#### PAGE EXTRACT
───

# Now...This Is A Joint



## bombbudpuffa (Aug 27, 2007)

Blue Mystic Calyxes...rolled in a 1.0:hubba:.


----------



## Sticky_Budz (Aug 27, 2007)

Damn  are u teasing us damn bro that looks sooooo good mmm i can almost taste it lol how it smoke taste and of course how was the high??????? and if u dont want the roach u can send it to MEEEEEEEEEEE


----------



## bombbudpuffa (Aug 27, 2007)

> how it smoke taste and of course how was the high???????


Taste, kind of like sweet green taste. It's only air dried for 4 days. Hasn't reached her full potential yet. She's going into cure mode today. The high is spectacular. I'm very stoned...kind of getting hungry. I'll give a full smoke report when she's cured.


----------



## the_riz (Aug 27, 2007)

damnit BBP.. this forum teases me when im dry... but when i have smoke i dont see any of this??... lol

Looks awesome!, reminds me of our last harvest, damn good times bro 

Looking forward to that smoke report


----------



## SmokinMom (Aug 27, 2007)

No way man.  I get the roach.  Hahahhaha.


----------



## bombbudpuffa (Aug 27, 2007)

> I get the roach.


Yeah, Red gets the roach.


----------



## SmokinMom (Aug 27, 2007)

:woohoo: 

Hahahahaha Sticky Budz.


----------



## Sticky_Budz (Aug 27, 2007)

Damn smokin can u at least share it with me


----------



## SmokinMom (Aug 27, 2007)

On one condition....


----------



## Sticky_Budz (Aug 27, 2007)

SmokinMom said:
			
		

> On one condition....


and that is


----------



## Slartibartfast (Aug 29, 2007)

damn BombBud, you could just pop those like pills!


----------

───

#### TO BE DONE
A) Transcribe the part of the forum thread that opens with the words containing "Taste, kind of" and closes with "when she's cured.".
B) In the forum thread, how long does bombbudpuffa say the bud had been air dried?

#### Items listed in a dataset
───

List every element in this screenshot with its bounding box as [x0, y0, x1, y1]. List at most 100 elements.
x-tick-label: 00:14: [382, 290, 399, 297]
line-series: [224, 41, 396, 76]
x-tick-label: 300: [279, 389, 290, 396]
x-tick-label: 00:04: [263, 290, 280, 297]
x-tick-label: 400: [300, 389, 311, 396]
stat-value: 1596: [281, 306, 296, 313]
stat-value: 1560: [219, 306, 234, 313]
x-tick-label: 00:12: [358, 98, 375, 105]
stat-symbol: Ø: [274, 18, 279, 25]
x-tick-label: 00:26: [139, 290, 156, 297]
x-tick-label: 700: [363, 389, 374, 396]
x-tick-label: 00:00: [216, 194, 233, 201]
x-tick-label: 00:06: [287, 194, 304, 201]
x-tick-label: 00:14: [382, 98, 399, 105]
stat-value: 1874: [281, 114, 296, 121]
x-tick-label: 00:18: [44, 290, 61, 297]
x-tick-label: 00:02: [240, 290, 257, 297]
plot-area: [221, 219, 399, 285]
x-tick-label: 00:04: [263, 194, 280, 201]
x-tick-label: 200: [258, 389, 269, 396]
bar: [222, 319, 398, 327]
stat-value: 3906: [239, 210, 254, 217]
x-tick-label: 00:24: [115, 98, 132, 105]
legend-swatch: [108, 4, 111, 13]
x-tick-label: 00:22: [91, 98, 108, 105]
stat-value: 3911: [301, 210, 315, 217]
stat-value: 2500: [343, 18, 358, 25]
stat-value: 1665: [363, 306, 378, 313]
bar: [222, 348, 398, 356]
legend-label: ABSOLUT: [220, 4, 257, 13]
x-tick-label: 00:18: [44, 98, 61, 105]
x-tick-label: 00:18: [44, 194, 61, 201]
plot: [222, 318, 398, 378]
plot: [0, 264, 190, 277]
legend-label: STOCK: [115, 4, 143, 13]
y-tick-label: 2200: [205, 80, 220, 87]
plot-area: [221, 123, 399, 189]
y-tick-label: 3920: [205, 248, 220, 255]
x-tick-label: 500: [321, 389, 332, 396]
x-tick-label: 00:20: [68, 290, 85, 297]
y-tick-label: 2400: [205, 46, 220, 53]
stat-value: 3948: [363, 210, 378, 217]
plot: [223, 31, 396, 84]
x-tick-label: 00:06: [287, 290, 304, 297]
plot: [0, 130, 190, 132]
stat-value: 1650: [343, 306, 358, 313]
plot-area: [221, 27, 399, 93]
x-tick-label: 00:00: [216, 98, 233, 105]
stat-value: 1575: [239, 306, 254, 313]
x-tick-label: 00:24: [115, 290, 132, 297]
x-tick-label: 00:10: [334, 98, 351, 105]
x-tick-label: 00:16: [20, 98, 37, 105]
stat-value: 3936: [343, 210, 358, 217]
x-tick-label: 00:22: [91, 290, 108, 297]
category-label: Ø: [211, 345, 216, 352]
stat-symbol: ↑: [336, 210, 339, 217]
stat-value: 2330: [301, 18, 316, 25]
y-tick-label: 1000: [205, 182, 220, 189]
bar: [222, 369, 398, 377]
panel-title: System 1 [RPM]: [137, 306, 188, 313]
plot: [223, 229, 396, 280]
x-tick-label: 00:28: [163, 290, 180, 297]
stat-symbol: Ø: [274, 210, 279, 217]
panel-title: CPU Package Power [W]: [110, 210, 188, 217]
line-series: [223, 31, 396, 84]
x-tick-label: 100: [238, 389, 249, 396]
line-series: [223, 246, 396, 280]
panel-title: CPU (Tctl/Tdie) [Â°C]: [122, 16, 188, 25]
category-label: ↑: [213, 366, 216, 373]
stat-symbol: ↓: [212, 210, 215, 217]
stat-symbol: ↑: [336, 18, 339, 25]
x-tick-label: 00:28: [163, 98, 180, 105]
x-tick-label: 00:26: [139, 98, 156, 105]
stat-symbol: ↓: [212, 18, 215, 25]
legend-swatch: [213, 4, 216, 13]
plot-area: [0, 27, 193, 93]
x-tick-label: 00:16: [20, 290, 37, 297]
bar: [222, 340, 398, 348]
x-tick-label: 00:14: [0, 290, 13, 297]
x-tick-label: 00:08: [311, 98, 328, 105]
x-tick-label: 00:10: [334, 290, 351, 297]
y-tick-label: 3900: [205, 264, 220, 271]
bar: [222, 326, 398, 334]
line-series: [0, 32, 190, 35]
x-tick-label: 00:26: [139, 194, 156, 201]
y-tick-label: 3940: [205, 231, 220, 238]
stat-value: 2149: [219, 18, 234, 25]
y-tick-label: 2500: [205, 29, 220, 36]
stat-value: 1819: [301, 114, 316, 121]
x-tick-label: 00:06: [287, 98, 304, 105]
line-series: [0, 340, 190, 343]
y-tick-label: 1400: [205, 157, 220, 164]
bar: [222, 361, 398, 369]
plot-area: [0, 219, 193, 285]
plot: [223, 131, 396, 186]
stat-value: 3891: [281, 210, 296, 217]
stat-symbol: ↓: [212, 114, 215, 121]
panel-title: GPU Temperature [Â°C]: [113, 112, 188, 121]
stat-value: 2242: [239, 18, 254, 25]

───

#### RESPONSES FOR EACH TASK
A)
Taste, kind of like sweet green taste. It's only air dried for 4 days. Hasn't reached her full potential yet. She's going into cure mode today. The high is spectacular. I'm very stoned...kind of getting hungry. I'll give a full smoke report when she's cured.

B) Four days.